:: INPUT ::

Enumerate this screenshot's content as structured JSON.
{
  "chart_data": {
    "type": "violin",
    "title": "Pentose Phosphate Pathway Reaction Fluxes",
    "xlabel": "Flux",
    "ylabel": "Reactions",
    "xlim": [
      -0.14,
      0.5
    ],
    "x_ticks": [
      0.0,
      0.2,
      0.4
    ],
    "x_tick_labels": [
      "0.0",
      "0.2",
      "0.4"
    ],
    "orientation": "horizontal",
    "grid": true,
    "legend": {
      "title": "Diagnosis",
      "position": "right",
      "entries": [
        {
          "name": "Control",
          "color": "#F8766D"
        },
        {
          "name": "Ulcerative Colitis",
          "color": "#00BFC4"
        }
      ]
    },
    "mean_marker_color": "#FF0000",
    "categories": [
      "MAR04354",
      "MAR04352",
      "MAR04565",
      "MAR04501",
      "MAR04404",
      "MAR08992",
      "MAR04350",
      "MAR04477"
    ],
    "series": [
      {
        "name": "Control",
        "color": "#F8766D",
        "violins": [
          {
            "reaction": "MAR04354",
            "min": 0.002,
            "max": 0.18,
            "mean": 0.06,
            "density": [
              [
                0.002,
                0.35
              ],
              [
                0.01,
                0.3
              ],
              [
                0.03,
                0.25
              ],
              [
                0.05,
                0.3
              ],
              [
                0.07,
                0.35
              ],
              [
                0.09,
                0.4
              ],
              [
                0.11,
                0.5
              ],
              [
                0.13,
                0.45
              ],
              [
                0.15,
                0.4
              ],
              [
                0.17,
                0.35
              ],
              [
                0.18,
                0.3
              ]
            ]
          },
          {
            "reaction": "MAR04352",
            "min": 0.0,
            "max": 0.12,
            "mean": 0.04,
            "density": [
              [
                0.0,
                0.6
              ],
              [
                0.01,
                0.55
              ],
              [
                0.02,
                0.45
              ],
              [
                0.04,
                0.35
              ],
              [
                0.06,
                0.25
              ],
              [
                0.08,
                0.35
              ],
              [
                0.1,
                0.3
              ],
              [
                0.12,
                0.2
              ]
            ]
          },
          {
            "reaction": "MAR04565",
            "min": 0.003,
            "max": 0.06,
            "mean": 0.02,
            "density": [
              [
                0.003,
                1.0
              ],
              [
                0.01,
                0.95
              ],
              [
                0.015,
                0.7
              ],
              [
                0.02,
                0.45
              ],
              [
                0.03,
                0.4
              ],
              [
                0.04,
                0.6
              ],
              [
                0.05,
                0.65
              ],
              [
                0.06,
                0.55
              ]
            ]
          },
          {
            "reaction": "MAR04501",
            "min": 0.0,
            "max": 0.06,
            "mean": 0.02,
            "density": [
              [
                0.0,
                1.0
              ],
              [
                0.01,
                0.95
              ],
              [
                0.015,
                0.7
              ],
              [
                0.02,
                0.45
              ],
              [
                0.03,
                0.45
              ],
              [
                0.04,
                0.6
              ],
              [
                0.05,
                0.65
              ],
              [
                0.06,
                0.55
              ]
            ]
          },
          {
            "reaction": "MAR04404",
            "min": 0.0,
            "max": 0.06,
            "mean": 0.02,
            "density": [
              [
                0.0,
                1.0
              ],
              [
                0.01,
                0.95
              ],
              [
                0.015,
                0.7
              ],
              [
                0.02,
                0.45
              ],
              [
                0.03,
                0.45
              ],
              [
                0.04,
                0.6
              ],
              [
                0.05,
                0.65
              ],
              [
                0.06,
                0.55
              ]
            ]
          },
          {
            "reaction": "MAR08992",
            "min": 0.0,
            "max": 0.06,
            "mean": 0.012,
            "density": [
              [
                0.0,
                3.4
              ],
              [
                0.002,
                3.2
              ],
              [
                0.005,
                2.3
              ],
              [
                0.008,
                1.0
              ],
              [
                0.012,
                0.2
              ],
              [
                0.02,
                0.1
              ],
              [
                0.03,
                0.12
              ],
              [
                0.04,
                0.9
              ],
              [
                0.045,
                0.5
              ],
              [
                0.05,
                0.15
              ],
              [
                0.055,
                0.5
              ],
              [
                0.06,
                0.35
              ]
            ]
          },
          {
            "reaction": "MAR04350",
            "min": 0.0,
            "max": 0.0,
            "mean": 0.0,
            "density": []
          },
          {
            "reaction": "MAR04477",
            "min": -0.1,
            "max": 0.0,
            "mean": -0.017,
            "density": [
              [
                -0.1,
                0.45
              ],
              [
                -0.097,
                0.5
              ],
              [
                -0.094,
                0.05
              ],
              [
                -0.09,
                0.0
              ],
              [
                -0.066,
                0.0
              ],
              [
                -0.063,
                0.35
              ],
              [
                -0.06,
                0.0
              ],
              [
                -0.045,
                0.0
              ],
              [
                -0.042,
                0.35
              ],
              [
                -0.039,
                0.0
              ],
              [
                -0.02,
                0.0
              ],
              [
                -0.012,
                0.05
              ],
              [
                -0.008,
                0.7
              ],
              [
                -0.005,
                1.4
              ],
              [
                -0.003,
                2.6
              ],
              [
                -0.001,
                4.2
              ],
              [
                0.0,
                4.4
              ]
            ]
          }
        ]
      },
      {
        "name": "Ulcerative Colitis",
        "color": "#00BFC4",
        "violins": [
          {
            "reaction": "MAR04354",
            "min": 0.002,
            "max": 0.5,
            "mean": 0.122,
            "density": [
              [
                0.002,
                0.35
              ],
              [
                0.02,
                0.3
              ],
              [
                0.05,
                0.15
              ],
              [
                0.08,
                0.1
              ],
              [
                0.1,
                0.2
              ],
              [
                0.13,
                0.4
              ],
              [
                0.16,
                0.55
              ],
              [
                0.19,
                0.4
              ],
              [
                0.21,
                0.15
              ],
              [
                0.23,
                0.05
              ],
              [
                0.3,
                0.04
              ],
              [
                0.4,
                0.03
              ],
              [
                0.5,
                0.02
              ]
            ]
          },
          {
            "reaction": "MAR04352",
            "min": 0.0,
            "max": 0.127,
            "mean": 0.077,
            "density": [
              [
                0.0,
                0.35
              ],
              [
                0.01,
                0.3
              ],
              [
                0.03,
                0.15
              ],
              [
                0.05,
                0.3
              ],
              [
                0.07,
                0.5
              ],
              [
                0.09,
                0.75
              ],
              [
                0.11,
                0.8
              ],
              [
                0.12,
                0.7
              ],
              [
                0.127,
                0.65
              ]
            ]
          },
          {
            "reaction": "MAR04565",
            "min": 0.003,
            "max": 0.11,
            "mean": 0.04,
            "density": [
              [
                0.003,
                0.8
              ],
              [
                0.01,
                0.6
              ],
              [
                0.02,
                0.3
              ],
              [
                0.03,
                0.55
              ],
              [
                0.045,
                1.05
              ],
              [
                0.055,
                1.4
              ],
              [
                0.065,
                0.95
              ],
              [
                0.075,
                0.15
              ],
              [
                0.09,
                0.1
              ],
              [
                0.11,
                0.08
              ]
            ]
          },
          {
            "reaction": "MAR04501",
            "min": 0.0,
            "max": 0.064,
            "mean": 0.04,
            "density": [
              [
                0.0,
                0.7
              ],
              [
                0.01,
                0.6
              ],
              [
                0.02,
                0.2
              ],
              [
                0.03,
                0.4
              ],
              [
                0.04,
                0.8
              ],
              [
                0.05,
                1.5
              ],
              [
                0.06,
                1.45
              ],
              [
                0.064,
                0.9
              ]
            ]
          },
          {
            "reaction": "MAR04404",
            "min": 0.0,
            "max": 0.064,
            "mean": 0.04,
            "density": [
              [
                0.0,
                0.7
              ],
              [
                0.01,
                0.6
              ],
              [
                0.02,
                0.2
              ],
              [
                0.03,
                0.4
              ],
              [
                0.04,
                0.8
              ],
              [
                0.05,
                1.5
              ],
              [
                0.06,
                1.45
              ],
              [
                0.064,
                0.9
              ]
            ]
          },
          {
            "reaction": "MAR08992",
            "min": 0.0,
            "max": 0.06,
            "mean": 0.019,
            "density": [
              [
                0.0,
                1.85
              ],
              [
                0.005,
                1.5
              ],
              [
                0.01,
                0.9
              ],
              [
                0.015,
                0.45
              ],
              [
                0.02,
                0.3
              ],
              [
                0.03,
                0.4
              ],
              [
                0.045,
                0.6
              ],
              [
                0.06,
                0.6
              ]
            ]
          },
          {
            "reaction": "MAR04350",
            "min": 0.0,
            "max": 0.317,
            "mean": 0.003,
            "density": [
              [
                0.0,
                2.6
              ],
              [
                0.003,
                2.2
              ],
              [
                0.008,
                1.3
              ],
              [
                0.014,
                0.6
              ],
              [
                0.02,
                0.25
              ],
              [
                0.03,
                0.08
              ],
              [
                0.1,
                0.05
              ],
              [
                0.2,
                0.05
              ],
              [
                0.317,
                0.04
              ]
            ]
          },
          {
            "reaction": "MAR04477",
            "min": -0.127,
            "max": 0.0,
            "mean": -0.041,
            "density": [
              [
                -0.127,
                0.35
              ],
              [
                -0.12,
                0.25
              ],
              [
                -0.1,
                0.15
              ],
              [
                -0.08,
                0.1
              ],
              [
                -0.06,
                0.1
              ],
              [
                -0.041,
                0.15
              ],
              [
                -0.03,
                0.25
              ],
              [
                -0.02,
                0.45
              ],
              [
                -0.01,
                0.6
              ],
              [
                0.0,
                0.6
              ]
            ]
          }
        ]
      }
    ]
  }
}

:::

> _TO DO_
Filter the records for lines holding the string "title". Copy each one.

> _TASK RESULT_
    "title": "Pentose Phosphate Pathway Reaction Fluxes",
      "title": "Diagnosis",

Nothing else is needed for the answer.